======== The input

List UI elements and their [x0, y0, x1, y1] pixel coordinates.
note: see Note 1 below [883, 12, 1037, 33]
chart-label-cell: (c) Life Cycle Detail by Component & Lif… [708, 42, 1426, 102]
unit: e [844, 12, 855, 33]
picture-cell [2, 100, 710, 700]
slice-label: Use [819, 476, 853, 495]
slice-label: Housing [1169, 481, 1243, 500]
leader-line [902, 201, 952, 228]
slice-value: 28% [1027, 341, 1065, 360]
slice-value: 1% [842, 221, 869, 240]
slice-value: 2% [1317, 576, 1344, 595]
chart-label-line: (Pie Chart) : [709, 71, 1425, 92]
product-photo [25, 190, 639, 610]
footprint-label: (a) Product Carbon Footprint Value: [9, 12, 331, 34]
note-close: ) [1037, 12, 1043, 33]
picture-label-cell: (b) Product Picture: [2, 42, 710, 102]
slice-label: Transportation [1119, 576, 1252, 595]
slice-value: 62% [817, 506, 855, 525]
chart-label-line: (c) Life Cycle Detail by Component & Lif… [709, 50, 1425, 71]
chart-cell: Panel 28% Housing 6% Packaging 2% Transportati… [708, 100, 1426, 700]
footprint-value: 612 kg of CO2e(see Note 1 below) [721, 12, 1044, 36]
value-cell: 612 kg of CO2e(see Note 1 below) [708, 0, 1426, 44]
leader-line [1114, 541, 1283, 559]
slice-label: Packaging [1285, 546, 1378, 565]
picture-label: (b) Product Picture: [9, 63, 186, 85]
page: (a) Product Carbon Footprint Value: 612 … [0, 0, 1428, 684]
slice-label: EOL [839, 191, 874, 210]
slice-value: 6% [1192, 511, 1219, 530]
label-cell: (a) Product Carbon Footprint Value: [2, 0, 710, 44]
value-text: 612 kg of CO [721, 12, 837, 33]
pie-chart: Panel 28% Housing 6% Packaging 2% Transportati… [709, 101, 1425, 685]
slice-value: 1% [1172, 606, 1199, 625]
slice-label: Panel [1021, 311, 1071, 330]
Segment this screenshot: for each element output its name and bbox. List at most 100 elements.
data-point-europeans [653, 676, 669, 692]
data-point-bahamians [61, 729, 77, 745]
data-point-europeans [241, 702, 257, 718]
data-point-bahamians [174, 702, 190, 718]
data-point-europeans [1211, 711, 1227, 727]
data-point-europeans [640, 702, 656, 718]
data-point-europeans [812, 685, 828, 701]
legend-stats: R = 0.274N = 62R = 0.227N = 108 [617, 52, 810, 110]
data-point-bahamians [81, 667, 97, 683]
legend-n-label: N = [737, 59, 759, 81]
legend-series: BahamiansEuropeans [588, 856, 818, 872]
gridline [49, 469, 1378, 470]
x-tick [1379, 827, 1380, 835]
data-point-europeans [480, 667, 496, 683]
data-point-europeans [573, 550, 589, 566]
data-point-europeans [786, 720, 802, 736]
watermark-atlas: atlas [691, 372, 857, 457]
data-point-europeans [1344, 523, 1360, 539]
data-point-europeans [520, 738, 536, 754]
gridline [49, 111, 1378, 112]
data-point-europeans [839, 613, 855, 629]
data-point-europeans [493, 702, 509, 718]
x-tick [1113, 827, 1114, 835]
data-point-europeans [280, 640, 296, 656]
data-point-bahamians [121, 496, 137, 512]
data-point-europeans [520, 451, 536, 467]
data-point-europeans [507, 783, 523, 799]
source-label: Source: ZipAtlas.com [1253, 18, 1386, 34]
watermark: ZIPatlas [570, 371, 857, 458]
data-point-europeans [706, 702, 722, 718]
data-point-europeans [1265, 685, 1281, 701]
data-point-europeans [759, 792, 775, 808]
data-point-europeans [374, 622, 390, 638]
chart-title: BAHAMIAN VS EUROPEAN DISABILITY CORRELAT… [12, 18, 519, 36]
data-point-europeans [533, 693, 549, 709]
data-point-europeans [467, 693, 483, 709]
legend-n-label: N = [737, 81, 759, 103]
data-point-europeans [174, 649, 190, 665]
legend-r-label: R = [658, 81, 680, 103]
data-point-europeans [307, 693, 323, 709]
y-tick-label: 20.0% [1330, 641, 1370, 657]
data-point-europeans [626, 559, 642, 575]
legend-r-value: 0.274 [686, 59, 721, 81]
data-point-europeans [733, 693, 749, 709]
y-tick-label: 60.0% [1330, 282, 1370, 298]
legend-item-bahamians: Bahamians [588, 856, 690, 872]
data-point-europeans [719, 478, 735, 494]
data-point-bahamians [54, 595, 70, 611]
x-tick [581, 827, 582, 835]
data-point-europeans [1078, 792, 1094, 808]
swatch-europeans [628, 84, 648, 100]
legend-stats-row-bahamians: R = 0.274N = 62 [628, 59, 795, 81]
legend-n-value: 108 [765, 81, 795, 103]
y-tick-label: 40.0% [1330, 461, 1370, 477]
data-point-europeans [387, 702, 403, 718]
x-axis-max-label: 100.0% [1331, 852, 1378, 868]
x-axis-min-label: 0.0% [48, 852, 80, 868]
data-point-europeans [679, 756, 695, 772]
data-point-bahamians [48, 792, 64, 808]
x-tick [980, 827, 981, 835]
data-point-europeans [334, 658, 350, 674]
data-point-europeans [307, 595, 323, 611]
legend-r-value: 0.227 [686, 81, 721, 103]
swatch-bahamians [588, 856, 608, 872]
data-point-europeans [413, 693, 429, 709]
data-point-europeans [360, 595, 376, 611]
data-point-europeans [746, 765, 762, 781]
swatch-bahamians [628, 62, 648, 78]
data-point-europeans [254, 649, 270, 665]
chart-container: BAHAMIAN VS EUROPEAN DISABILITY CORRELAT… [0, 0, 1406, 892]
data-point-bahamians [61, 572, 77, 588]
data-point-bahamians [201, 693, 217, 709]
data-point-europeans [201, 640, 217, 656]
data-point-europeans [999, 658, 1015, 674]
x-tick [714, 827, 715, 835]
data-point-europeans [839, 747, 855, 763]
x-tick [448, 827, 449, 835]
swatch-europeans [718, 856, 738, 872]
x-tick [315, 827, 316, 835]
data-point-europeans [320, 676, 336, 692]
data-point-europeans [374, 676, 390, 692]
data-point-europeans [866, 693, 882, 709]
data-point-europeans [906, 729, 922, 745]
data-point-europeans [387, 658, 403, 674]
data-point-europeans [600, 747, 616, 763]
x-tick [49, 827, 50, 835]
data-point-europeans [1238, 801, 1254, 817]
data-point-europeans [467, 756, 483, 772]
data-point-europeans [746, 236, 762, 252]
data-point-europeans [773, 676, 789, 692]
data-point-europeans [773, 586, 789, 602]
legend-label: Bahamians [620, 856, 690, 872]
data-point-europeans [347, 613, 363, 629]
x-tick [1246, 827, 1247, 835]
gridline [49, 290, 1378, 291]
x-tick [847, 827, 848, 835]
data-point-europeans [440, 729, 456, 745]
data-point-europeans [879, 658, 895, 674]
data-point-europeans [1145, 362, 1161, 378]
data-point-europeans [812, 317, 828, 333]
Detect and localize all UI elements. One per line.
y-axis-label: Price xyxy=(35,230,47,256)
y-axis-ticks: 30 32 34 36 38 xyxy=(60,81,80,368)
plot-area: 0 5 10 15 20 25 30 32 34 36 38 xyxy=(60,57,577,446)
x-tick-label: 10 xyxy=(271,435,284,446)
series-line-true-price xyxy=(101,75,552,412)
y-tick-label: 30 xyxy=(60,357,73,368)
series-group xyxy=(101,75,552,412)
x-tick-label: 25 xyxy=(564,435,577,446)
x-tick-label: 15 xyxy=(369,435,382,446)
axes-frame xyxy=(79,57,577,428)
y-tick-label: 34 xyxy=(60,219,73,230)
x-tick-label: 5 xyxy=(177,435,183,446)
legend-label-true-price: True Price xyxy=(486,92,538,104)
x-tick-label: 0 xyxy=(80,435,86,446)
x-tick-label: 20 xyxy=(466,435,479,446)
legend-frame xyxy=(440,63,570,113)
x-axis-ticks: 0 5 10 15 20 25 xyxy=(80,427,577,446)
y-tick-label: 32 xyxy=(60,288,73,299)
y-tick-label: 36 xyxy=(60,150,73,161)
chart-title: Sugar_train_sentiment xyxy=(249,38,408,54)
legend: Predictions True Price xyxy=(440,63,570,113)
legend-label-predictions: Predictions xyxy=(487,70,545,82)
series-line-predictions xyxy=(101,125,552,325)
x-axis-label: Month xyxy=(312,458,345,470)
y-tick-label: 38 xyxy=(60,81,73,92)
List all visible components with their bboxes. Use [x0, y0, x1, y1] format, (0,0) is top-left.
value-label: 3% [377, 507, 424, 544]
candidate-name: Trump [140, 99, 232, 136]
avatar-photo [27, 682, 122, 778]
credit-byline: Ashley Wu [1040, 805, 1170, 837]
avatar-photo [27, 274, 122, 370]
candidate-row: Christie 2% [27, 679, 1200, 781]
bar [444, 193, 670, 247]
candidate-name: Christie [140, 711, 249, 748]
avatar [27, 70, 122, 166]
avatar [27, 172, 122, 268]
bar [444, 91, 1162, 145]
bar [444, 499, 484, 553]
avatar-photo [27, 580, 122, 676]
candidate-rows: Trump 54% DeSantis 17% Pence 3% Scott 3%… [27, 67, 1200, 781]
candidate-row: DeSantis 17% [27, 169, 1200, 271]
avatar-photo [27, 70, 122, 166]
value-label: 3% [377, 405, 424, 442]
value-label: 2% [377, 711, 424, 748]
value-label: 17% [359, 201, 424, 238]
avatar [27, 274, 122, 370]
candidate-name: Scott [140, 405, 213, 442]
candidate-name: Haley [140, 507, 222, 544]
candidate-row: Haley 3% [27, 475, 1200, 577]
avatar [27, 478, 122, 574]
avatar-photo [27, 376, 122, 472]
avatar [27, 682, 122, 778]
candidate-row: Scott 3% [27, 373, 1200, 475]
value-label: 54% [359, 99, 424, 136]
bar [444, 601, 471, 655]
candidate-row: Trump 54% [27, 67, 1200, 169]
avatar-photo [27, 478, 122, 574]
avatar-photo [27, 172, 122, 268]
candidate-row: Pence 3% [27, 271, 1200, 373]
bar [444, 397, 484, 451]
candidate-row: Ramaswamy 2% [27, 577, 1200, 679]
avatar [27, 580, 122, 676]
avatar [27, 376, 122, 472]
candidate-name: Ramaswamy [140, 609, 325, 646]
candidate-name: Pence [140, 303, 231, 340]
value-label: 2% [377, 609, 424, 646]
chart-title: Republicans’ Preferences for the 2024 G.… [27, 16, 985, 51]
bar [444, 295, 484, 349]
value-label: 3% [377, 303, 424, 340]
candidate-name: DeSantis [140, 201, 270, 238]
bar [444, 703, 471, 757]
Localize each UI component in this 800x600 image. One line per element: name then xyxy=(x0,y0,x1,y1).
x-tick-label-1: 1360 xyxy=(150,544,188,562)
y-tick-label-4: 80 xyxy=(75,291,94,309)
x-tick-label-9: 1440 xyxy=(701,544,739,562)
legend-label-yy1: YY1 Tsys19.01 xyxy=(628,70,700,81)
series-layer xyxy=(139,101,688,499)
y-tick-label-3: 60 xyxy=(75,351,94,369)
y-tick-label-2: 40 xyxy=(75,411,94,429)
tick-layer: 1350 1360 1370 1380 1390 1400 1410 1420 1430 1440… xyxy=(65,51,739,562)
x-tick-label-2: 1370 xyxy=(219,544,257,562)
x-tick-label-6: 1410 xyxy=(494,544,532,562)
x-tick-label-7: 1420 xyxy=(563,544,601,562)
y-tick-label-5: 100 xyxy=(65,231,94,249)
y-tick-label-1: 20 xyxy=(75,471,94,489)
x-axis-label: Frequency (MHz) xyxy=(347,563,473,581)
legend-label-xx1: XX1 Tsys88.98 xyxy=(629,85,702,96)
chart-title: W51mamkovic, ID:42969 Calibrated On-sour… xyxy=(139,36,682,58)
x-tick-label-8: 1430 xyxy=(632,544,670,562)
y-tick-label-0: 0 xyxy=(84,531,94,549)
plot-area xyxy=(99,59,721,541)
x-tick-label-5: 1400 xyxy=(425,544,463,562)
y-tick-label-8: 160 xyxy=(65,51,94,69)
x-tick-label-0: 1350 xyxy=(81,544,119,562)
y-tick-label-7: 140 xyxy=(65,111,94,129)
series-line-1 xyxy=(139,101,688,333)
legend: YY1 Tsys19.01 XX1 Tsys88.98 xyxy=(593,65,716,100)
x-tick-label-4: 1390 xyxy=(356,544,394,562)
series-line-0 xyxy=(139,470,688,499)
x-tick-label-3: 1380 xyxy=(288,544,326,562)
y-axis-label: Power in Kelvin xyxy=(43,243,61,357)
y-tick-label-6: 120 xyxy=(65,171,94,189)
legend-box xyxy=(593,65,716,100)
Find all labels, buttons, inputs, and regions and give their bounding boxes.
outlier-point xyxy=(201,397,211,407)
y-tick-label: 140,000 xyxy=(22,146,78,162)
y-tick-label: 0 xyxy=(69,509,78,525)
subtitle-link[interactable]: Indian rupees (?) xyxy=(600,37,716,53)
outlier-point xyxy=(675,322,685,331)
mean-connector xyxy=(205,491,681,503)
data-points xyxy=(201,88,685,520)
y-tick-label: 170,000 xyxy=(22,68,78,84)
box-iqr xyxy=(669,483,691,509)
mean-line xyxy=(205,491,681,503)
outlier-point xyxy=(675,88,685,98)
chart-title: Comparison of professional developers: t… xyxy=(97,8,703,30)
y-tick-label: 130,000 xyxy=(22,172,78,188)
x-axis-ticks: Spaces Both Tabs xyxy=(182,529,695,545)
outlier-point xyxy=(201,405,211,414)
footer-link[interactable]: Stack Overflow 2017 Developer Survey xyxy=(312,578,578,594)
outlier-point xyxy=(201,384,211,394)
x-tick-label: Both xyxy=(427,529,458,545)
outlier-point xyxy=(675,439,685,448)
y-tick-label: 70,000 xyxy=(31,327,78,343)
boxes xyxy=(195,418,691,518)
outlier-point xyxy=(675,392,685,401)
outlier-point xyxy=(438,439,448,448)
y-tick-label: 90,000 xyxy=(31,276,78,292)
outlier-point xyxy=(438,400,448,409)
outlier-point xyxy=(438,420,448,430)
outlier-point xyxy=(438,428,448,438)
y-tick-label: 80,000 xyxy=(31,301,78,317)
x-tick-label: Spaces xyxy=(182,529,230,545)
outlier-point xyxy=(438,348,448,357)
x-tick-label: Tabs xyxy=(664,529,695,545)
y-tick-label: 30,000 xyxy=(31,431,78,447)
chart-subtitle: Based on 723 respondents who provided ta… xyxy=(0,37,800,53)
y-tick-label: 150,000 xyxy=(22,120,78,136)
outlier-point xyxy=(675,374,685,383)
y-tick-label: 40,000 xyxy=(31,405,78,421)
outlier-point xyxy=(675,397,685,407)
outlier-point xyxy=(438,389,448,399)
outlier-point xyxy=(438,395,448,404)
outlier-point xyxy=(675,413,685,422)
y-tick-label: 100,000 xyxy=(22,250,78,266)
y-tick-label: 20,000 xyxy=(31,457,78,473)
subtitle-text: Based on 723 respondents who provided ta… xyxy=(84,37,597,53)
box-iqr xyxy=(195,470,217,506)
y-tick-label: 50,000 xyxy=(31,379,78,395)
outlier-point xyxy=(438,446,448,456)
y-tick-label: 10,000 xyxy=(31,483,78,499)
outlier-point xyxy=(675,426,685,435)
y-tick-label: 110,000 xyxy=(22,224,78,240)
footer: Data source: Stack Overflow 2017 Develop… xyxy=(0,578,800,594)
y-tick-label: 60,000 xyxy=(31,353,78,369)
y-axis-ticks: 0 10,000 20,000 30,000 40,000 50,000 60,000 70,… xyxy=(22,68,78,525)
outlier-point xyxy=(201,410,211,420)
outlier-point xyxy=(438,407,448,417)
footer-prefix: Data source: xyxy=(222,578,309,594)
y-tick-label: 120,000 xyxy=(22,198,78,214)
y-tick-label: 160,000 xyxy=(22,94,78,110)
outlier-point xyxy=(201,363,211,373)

================

** Aim **
Reproduce the material word for word, starting at its first line and ending with the line that contains "slice-value: 28% [1027, 341, 1065, 360]", with both of those lines included.

** Exercise output **
List UI elements and their [x0, y0, x1, y1] pixel coordinates.
note: see Note 1 below [883, 12, 1037, 33]
chart-label-cell: (c) Life Cycle Detail by Component & Lif… [708, 42, 1426, 102]
unit: e [844, 12, 855, 33]
picture-cell [2, 100, 710, 700]
slice-label: Use [819, 476, 853, 495]
slice-label: Housing [1169, 481, 1243, 500]
leader-line [902, 201, 952, 228]
slice-value: 28% [1027, 341, 1065, 360]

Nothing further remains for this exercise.